▶ **MATERIAL FOR THIS TASK**
_ _ _ _ _ _ _
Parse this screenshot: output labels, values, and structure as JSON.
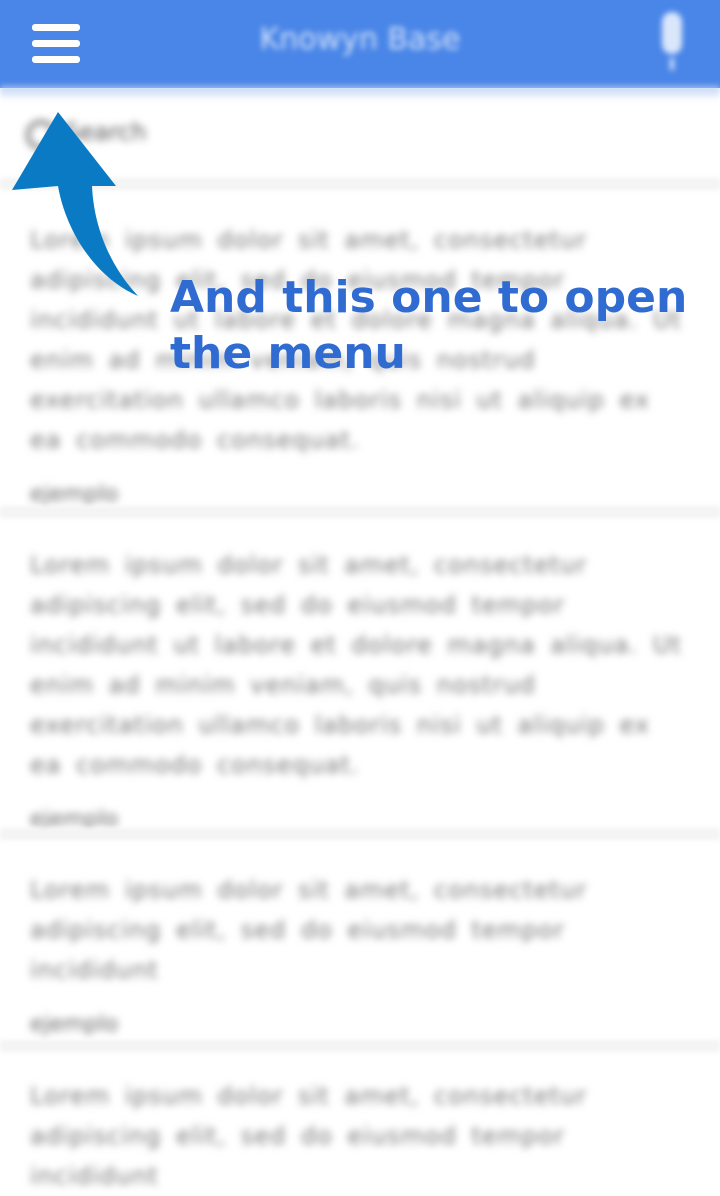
{
  "appbar": {
    "title": "Knowyn Base",
    "menu_icon": "hamburger-menu-icon",
    "mic_icon": "microphone-icon",
    "color": "#4a86e8"
  },
  "search": {
    "placeholder": "Search"
  },
  "posts": [
    {
      "text": "Lorem ipsum dolor sit amet, consectetur adipiscing elit, sed do eiusmod tempor incididunt ut labore et dolore magna aliqua. Ut enim ad minim veniam, quis nostrud exercitation ullamco laboris nisi ut aliquip ex ea commodo consequat.",
      "tag": "ejemplo"
    },
    {
      "text": "Lorem ipsum dolor sit amet, consectetur adipiscing elit, sed do eiusmod tempor incididunt ut labore et dolore magna aliqua. Ut enim ad minim veniam, quis nostrud exercitation ullamco laboris nisi ut aliquip ex ea commodo consequat.",
      "tag": "ejemplo"
    },
    {
      "text": "Lorem ipsum dolor sit amet, consectetur adipiscing elit, sed do eiusmod tempor incididunt",
      "tag": "ejemplo"
    },
    {
      "text": "Lorem ipsum dolor sit amet, consectetur adipiscing elit, sed do eiusmod tempor incididunt",
      "tag": ""
    }
  ],
  "annotation": {
    "text": "And this one to open the menu",
    "color": "#2f6bd0",
    "arrow_color": "#0a7ac4"
  }
}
_ _ _ _ _ _ _
▶ **EXERCISE REQUIREMENTS**
Images must not appear in the copy; reproduce everything else in the records verbatim.

▶ **RESULT BELOW**
Parse this screenshot: output labels, values, and structure as JSON.
{
  "appbar": {
    "title": "Knowyn Base",
    "menu_icon": "hamburger-menu-icon",
    "mic_icon": "microphone-icon",
    "color": "#4a86e8"
  },
  "search": {
    "placeholder": "Search"
  },
  "posts": [
    {
      "text": "Lorem ipsum dolor sit amet, consectetur adipiscing elit, sed do eiusmod tempor incididunt ut labore et dolore magna aliqua. Ut enim ad minim veniam, quis nostrud exercitation ullamco laboris nisi ut aliquip ex ea commodo consequat.",
      "tag": "ejemplo"
    },
    {
      "text": "Lorem ipsum dolor sit amet, consectetur adipiscing elit, sed do eiusmod tempor incididunt ut labore et dolore magna aliqua. Ut enim ad minim veniam, quis nostrud exercitation ullamco laboris nisi ut aliquip ex ea commodo consequat.",
      "tag": "ejemplo"
    },
    {
      "text": "Lorem ipsum dolor sit amet, consectetur adipiscing elit, sed do eiusmod tempor incididunt",
      "tag": "ejemplo"
    },
    {
      "text": "Lorem ipsum dolor sit amet, consectetur adipiscing elit, sed do eiusmod tempor incididunt",
      "tag": ""
    }
  ],
  "annotation": {
    "text": "And this one to open the menu",
    "color": "#2f6bd0",
    "arrow_color": "#0a7ac4"
  }
}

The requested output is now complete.